Problem: Exactly repeat the material, dropping only the pictures.

[START Recorded data]

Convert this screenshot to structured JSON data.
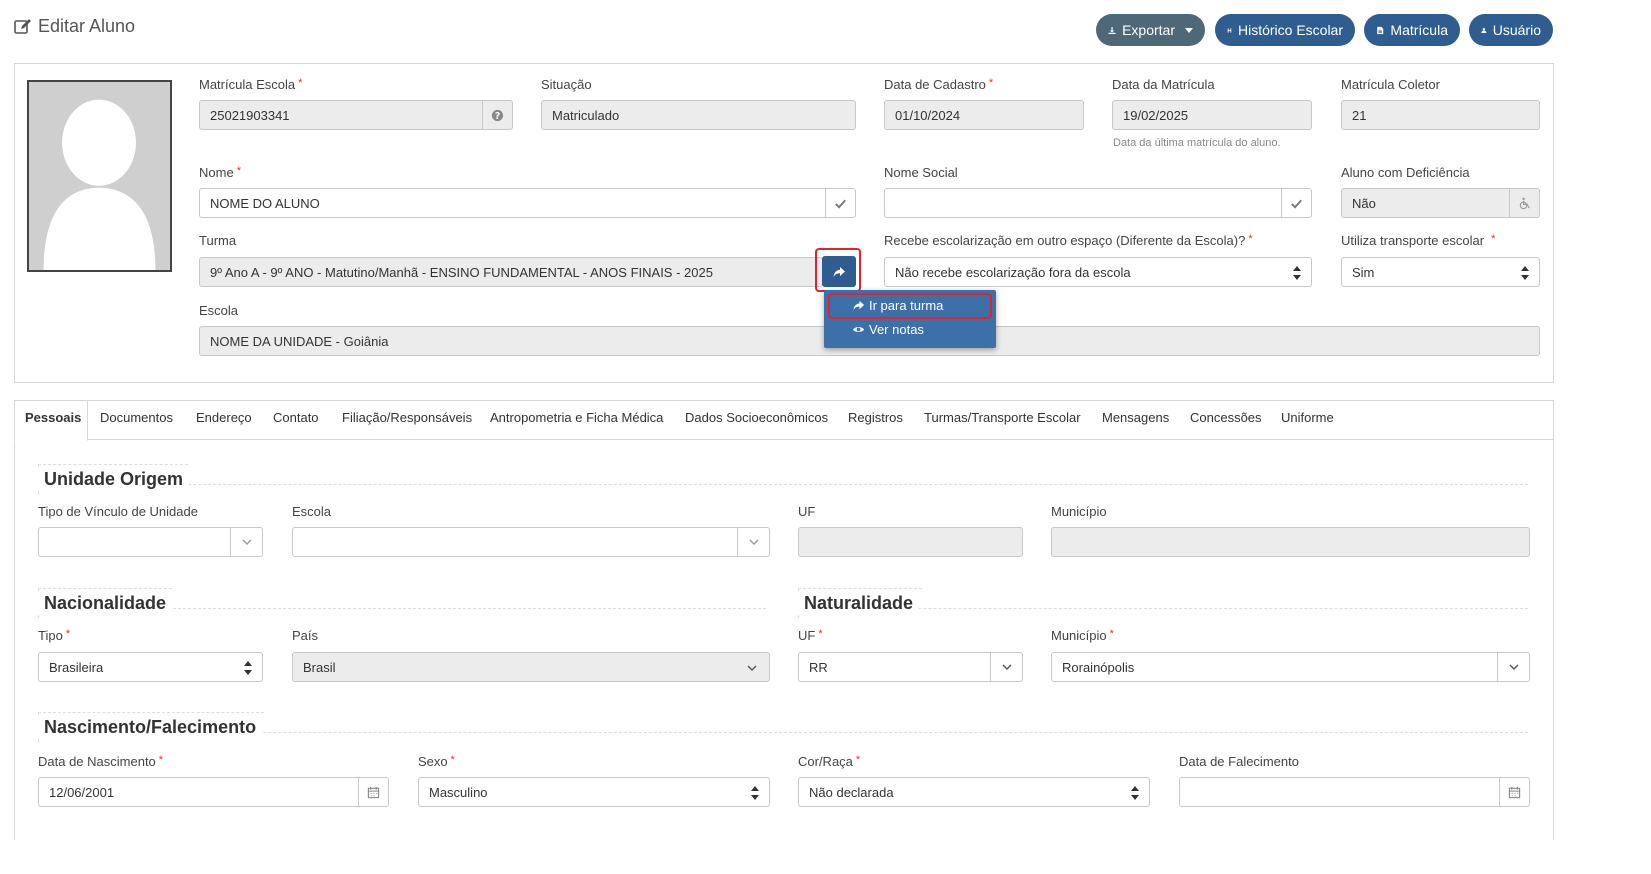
{
  "header": {
    "title": "Editar Aluno",
    "buttons": {
      "exportar": "Exportar",
      "historico": "Histórico Escolar",
      "matricula": "Matrícula",
      "usuario": "Usuário"
    }
  },
  "student": {
    "matricula_escola": {
      "label": "Matrícula Escola",
      "value": "25021903341"
    },
    "situacao": {
      "label": "Situação",
      "value": "Matriculado"
    },
    "data_cadastro": {
      "label": "Data de Cadastro",
      "value": "01/10/2024"
    },
    "data_matricula": {
      "label": "Data da Matrícula",
      "value": "19/02/2025",
      "hint": "Data da última matrícula do aluno."
    },
    "matricula_coletor": {
      "label": "Matrícula Coletor",
      "value": "21"
    },
    "nome": {
      "label": "Nome",
      "value": "NOME DO ALUNO"
    },
    "nome_social": {
      "label": "Nome Social",
      "value": ""
    },
    "deficiencia": {
      "label": "Aluno com Deficiência",
      "value": "Não"
    },
    "turma": {
      "label": "Turma",
      "value": "9º Ano A - 9º ANO - Matutino/Manhã - ENSINO FUNDAMENTAL - ANOS FINAIS - 2025"
    },
    "escolarizacao": {
      "label": "Recebe escolarização em outro espaço (Diferente da Escola)?",
      "value": "Não recebe escolarização fora da escola"
    },
    "transporte": {
      "label": "Utiliza transporte escolar",
      "value": "Sim"
    },
    "escola": {
      "label": "Escola",
      "value": "NOME DA UNIDADE - Goiânia"
    }
  },
  "turma_menu": {
    "items": [
      "Ir para turma",
      "Ver notas"
    ]
  },
  "tabs": [
    "Pessoais",
    "Documentos",
    "Endereço",
    "Contato",
    "Filiação/Responsáveis",
    "Antropometria e Ficha Médica",
    "Dados Socioeconômicos",
    "Registros",
    "Turmas/Transporte Escolar",
    "Mensagens",
    "Concessões",
    "Uniforme"
  ],
  "sections": {
    "unidade_origem": {
      "title": "Unidade Origem",
      "tipo_vinculo": {
        "label": "Tipo de Vínculo de Unidade",
        "value": ""
      },
      "escola": {
        "label": "Escola",
        "value": ""
      },
      "uf": {
        "label": "UF",
        "value": ""
      },
      "municipio": {
        "label": "Município",
        "value": ""
      }
    },
    "nacionalidade": {
      "title": "Nacionalidade",
      "tipo": {
        "label": "Tipo",
        "value": "Brasileira"
      },
      "pais": {
        "label": "País",
        "value": "Brasil"
      }
    },
    "naturalidade": {
      "title": "Naturalidade",
      "uf": {
        "label": "UF",
        "value": "RR"
      },
      "municipio": {
        "label": "Município",
        "value": "Rorainópolis"
      }
    },
    "nascimento": {
      "title": "Nascimento/Falecimento",
      "data_nascimento": {
        "label": "Data de Nascimento",
        "value": "12/06/2001"
      },
      "sexo": {
        "label": "Sexo",
        "value": "Masculino"
      },
      "cor_raca": {
        "label": "Cor/Raça",
        "value": "Não declarada"
      },
      "data_falecimento": {
        "label": "Data de Falecimento",
        "value": ""
      }
    }
  },
  "required_mark": "*"
}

[END Recorded data]

Full output:
Convert this screenshot to structured JSON data.
{
  "header": {
    "title": "Editar Aluno",
    "buttons": {
      "exportar": "Exportar",
      "historico": "Histórico Escolar",
      "matricula": "Matrícula",
      "usuario": "Usuário"
    }
  },
  "student": {
    "matricula_escola": {
      "label": "Matrícula Escola",
      "value": "25021903341"
    },
    "situacao": {
      "label": "Situação",
      "value": "Matriculado"
    },
    "data_cadastro": {
      "label": "Data de Cadastro",
      "value": "01/10/2024"
    },
    "data_matricula": {
      "label": "Data da Matrícula",
      "value": "19/02/2025",
      "hint": "Data da última matrícula do aluno."
    },
    "matricula_coletor": {
      "label": "Matrícula Coletor",
      "value": "21"
    },
    "nome": {
      "label": "Nome",
      "value": "NOME DO ALUNO"
    },
    "nome_social": {
      "label": "Nome Social",
      "value": ""
    },
    "deficiencia": {
      "label": "Aluno com Deficiência",
      "value": "Não"
    },
    "turma": {
      "label": "Turma",
      "value": "9º Ano A - 9º ANO - Matutino/Manhã - ENSINO FUNDAMENTAL - ANOS FINAIS - 2025"
    },
    "escolarizacao": {
      "label": "Recebe escolarização em outro espaço (Diferente da Escola)?",
      "value": "Não recebe escolarização fora da escola"
    },
    "transporte": {
      "label": "Utiliza transporte escolar",
      "value": "Sim"
    },
    "escola": {
      "label": "Escola",
      "value": "NOME DA UNIDADE - Goiânia"
    }
  },
  "turma_menu": {
    "items": [
      "Ir para turma",
      "Ver notas"
    ]
  },
  "tabs": [
    "Pessoais",
    "Documentos",
    "Endereço",
    "Contato",
    "Filiação/Responsáveis",
    "Antropometria e Ficha Médica",
    "Dados Socioeconômicos",
    "Registros",
    "Turmas/Transporte Escolar",
    "Mensagens",
    "Concessões",
    "Uniforme"
  ],
  "sections": {
    "unidade_origem": {
      "title": "Unidade Origem",
      "tipo_vinculo": {
        "label": "Tipo de Vínculo de Unidade",
        "value": ""
      },
      "escola": {
        "label": "Escola",
        "value": ""
      },
      "uf": {
        "label": "UF",
        "value": ""
      },
      "municipio": {
        "label": "Município",
        "value": ""
      }
    },
    "nacionalidade": {
      "title": "Nacionalidade",
      "tipo": {
        "label": "Tipo",
        "value": "Brasileira"
      },
      "pais": {
        "label": "País",
        "value": "Brasil"
      }
    },
    "naturalidade": {
      "title": "Naturalidade",
      "uf": {
        "label": "UF",
        "value": "RR"
      },
      "municipio": {
        "label": "Município",
        "value": "Rorainópolis"
      }
    },
    "nascimento": {
      "title": "Nascimento/Falecimento",
      "data_nascimento": {
        "label": "Data de Nascimento",
        "value": "12/06/2001"
      },
      "sexo": {
        "label": "Sexo",
        "value": "Masculino"
      },
      "cor_raca": {
        "label": "Cor/Raça",
        "value": "Não declarada"
      },
      "data_falecimento": {
        "label": "Data de Falecimento",
        "value": ""
      }
    }
  },
  "required_mark": "*"
}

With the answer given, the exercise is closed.